__The request__. Pull out every line with the word "Ευαγγέλιο" from the entries below.

═════ Extracted material ═════

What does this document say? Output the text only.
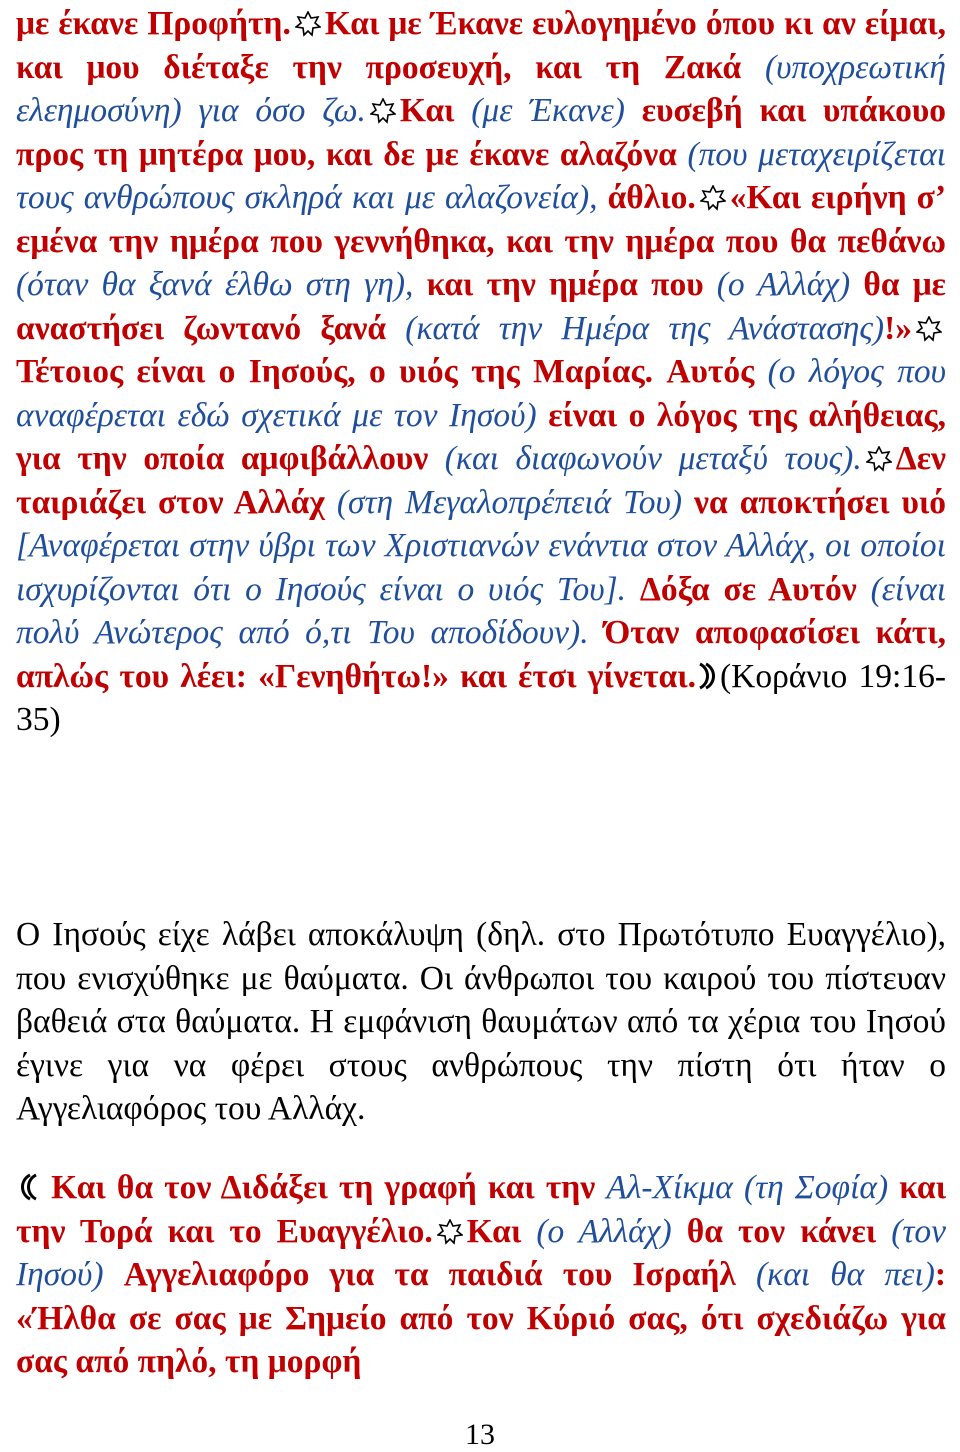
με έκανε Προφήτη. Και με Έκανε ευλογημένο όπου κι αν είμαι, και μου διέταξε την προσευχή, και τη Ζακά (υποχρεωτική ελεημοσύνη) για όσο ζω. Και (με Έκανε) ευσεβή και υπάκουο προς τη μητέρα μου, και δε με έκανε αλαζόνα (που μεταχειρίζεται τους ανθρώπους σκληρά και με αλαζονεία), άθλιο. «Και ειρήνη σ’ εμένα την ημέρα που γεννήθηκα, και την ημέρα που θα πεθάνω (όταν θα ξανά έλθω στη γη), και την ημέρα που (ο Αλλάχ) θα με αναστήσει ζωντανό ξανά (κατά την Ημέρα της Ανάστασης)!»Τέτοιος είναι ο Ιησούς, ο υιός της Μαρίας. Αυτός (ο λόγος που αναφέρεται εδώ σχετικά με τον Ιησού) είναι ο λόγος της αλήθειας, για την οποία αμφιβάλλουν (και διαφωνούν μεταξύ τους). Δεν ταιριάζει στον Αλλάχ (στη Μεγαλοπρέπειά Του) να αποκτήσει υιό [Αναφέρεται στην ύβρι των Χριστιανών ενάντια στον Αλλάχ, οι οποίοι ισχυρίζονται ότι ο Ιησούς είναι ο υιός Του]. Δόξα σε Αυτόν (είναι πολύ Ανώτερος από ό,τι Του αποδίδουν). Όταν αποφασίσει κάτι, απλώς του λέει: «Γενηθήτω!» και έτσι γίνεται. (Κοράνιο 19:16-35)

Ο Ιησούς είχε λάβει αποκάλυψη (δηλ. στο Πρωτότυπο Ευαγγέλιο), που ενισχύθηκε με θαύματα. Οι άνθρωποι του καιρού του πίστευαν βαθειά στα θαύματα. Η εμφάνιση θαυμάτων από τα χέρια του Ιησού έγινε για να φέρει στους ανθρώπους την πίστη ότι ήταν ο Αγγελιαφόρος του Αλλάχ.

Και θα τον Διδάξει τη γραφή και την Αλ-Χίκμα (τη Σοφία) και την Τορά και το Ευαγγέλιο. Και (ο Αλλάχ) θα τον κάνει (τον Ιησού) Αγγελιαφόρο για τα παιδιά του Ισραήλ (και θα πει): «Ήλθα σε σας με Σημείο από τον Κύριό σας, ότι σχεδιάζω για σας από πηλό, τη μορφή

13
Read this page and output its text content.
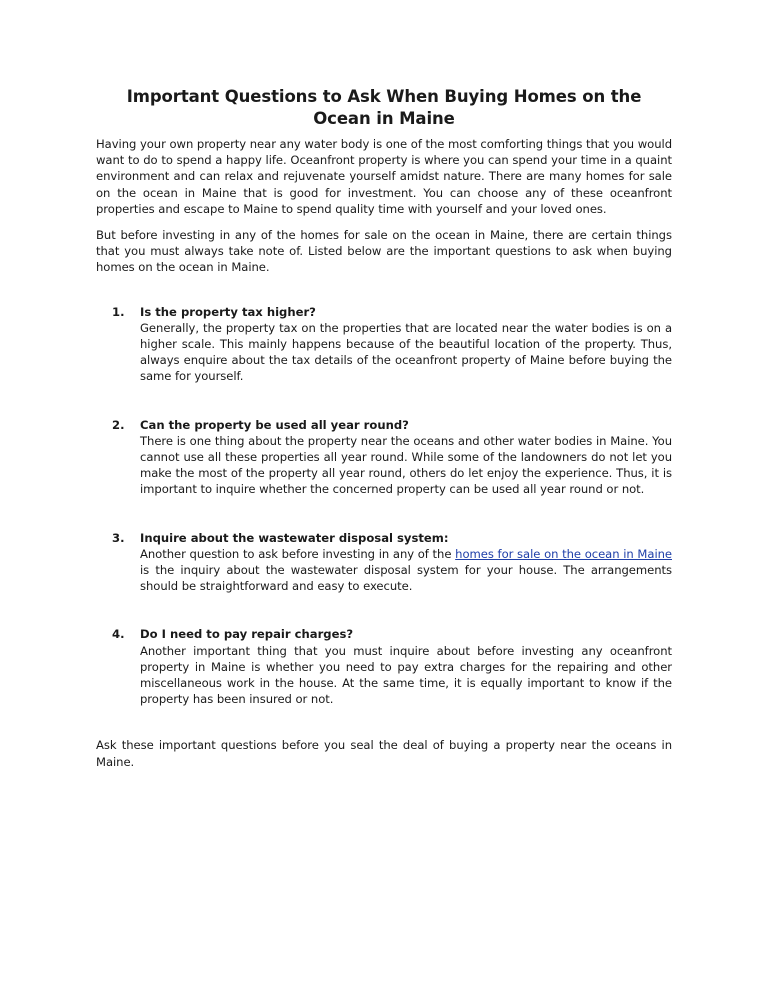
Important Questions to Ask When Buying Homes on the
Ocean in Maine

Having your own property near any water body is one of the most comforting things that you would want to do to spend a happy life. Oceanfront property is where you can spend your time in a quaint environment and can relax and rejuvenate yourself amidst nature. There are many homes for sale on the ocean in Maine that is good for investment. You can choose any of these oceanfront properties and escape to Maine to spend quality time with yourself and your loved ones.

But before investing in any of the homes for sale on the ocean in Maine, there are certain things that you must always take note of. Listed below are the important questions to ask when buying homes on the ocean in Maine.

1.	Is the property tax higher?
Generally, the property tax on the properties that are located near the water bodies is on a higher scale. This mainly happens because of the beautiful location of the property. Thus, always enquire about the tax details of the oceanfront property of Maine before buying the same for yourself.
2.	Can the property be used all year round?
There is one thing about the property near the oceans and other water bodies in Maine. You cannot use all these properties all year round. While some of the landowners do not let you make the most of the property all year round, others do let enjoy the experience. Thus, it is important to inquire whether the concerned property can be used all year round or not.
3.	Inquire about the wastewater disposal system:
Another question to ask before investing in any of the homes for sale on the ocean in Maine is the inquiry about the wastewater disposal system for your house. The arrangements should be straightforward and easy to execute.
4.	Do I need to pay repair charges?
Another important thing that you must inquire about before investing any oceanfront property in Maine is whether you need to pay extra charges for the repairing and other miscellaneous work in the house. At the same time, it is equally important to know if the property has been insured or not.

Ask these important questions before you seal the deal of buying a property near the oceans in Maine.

═════

__Task answer__.
Ο Ιησούς είχε λάβει αποκάλυψη (δηλ. στο Πρωτότυπο Ευαγγέλιο), που ενισχύθηκε με θαύματα. Οι άνθρωποι του καιρού του πίστευαν βαθειά στα θαύματα. Η εμφάνιση θαυμάτων από τα χέρια του Ιησού έγινε για να φέρει στους ανθρώπους την πίστη ότι ήταν ο Αγγελιαφόρος του Αλλάχ.
Και θα τον Διδάξει τη γραφή και την Αλ-Χίκμα (τη Σοφία) και την Τορά και το Ευαγγέλιο. Και (ο Αλλάχ) θα τον κάνει (τον Ιησού) Αγγελιαφόρο για τα παιδιά του Ισραήλ (και θα πει): «Ήλθα σε σας με Σημείο από τον Κύριό σας, ότι σχεδιάζω για σας από πηλό, τη μορφή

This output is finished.